_課題_:
マラソンの記録について述べた抜粋文を、最後の文のあとから書き継いでください。

_抜粋文_:

昨年の東京から8分切りの選手が増加傾向に有るので、今後はこの記録を達成する選手も増えていくものと思われる。
記録⑥ 川内優輝(あいおいニッセイ同和損保)14回目のサブテン達成
川内が2時間7分27秒をマーク、2019年びわ湖で2時間9分21秒を記録して以来の14回目のサブテン達成。勿論ぶっちぎりの日本記録で、川内に次いで多いのが高岡の6回。その突出度がお判り頂けるかと思う。3月5日に34才を迎えるが、アシックス製厚底シューズという新たな武器を手に入れ、どこまでこの記録を伸ばせるか楽しみだ。
また、8分台の自己記録のある選手が8年振りに更新(これまでの記録は2013年韓国・東亜マラソンで記録した2時間8分14秒)というのもこれまでにない記録。8年ぶりの9分切りは、藤原正和が2003年びわ湖での2時間8分12秒から2013年びわ湖で2時間8分51秒を記録するまでの10年に次ぐ長期スパンでの記録となった。

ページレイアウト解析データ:
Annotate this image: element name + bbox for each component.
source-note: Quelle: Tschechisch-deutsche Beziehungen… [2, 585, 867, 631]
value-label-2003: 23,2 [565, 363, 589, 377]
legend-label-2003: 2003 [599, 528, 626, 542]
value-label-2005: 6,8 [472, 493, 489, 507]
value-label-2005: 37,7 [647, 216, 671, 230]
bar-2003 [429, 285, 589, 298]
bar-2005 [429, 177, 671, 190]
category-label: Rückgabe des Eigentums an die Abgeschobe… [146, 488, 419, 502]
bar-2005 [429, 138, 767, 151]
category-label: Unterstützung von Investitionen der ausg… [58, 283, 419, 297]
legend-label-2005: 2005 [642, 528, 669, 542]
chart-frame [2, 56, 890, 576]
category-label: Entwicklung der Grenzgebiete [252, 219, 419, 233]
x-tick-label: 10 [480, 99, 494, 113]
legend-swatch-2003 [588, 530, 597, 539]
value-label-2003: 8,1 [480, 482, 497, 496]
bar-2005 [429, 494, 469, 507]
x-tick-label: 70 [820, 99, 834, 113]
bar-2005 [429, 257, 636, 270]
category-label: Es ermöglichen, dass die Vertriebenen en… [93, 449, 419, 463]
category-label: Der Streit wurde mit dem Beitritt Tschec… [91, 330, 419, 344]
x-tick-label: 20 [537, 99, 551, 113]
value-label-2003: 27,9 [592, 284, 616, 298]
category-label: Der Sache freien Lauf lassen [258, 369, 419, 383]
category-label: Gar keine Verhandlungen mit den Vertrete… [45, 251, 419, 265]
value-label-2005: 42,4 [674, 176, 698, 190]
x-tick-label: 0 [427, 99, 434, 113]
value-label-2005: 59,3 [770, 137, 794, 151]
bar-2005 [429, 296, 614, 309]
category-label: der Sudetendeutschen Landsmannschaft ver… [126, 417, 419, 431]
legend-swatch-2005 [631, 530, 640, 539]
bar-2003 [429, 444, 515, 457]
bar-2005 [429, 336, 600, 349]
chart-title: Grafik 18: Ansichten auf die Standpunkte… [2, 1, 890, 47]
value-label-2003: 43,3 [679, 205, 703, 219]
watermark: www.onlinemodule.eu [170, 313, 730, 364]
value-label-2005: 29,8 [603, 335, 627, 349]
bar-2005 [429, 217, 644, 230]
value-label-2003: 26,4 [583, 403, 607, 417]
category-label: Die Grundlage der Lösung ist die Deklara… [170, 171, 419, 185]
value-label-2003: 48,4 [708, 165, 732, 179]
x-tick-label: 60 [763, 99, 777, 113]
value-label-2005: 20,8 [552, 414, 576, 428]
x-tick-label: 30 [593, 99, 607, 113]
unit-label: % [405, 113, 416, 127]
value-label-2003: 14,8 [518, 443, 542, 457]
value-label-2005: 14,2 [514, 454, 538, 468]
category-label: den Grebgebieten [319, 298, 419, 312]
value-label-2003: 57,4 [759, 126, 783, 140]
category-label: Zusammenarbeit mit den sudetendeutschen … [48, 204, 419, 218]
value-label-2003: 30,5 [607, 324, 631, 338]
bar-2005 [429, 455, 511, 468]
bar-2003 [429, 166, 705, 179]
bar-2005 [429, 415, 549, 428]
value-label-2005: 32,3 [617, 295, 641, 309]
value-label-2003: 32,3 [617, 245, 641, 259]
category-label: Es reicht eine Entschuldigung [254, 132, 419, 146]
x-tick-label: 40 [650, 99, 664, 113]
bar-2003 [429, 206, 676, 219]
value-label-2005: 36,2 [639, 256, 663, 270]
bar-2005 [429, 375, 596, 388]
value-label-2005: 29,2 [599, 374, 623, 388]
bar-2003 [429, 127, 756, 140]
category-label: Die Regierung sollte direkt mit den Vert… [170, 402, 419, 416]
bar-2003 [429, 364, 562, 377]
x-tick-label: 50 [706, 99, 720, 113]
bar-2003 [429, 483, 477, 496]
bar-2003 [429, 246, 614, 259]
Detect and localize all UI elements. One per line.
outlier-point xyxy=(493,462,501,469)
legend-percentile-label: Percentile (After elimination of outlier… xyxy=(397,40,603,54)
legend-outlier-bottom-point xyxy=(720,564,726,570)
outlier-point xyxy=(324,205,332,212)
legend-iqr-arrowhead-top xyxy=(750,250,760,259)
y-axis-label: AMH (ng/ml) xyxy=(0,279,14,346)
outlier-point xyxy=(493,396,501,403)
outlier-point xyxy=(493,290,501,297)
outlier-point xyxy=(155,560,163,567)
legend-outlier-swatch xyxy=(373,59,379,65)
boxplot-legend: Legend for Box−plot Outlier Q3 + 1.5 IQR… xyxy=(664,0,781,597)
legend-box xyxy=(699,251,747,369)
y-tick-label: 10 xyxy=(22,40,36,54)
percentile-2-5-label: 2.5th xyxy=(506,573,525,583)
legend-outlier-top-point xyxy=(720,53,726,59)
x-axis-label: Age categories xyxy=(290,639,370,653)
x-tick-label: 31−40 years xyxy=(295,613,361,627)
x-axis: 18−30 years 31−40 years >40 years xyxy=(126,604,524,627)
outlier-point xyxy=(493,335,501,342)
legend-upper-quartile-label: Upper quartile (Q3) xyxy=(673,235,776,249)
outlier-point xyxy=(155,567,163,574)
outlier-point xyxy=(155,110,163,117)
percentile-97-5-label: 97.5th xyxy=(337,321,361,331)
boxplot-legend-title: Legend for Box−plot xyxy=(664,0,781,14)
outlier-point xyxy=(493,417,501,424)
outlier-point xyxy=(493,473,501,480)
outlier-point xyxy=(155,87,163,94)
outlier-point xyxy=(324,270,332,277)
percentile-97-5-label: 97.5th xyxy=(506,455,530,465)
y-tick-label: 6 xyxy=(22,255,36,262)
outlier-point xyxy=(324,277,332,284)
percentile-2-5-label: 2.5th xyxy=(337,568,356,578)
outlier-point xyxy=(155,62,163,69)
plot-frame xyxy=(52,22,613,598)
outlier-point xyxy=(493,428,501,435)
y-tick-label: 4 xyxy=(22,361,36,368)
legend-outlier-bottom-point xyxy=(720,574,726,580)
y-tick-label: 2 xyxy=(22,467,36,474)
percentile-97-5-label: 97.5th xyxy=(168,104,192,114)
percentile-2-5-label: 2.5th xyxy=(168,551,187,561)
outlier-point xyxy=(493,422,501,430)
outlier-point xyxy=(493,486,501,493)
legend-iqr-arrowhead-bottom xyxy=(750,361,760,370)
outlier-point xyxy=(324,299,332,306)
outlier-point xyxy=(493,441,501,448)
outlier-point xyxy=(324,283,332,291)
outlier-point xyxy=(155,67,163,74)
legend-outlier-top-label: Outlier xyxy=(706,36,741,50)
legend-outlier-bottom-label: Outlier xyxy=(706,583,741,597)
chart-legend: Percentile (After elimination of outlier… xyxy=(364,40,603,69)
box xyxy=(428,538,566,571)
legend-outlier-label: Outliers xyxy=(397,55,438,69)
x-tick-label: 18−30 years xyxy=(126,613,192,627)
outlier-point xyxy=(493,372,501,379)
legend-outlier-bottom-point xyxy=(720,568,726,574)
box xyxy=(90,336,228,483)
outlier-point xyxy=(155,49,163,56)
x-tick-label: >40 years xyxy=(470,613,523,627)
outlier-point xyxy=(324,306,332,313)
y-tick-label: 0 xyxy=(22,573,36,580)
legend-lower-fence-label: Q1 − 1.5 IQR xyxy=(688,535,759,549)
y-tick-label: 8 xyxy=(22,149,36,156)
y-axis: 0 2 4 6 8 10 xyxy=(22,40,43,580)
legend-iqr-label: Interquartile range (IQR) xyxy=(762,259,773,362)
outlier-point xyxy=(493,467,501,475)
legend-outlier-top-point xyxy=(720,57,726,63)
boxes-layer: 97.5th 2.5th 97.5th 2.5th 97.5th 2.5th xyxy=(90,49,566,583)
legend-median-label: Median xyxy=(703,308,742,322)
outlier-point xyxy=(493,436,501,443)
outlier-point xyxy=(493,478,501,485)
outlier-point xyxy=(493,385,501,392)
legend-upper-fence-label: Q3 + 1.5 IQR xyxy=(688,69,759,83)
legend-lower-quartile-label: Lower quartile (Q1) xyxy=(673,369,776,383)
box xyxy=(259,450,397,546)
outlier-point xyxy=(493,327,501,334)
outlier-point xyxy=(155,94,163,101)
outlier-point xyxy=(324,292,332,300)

_解答欄_:
記録⑦ 土方英和(Honda)、聞谷賢人(JR東日本)が初マラソンから連続でのサブテン達成
土方が2時間6分26秒で昨年東京での2時間9分50秒に続き、また聞谷も昨年の別大でマークした2時間9分07秒に続く2時間7分26秒で、初マラソンから連続でサブテンを記録。 これは初マラソンから5回連続の高岡寿成(初マラソン2001年福岡国際2時間9分41秒、2002シカゴ、2003福岡国際、2004シカゴ、2005東京国際)、3回連続の五十嵐範暁(当時中国電力、1998福岡国際2時間9分38秒、2000福岡2時間9分26秒、2001シカゴ2時間9分35秒)、設楽悠太(2017東京2時間9分27秒、2017ベルリン2時間9分03秒、2018東京2時間6分11秒)、2回で現在継続中の吉田祐也(GMOインターネットグループ、2020別大2時間8分30、2020福岡国際2時間7分05秒)に次いで5人目、6人目の達成となる。吉田を含め、高岡の5回連続の更新を目指してもらいたい。
記録⑧ セルオド・バトオチル(モンゴル・NTN)、39才でサブテン達成
モンゴルのバトオチルが2時間9分26秒でサブテン達成。海外には44才で村山謙太を破り2018年ゴールドコーストマラソンを2時間9分49秒で制したケネス・ムンガラ(ケニア)みたいなとんでもない選手もいるが、おそらく日本の実業団所属選手が国内の大会で記録した最高齢での達成と思われる。川内が今後目指していく記録に含まれてくるのでは。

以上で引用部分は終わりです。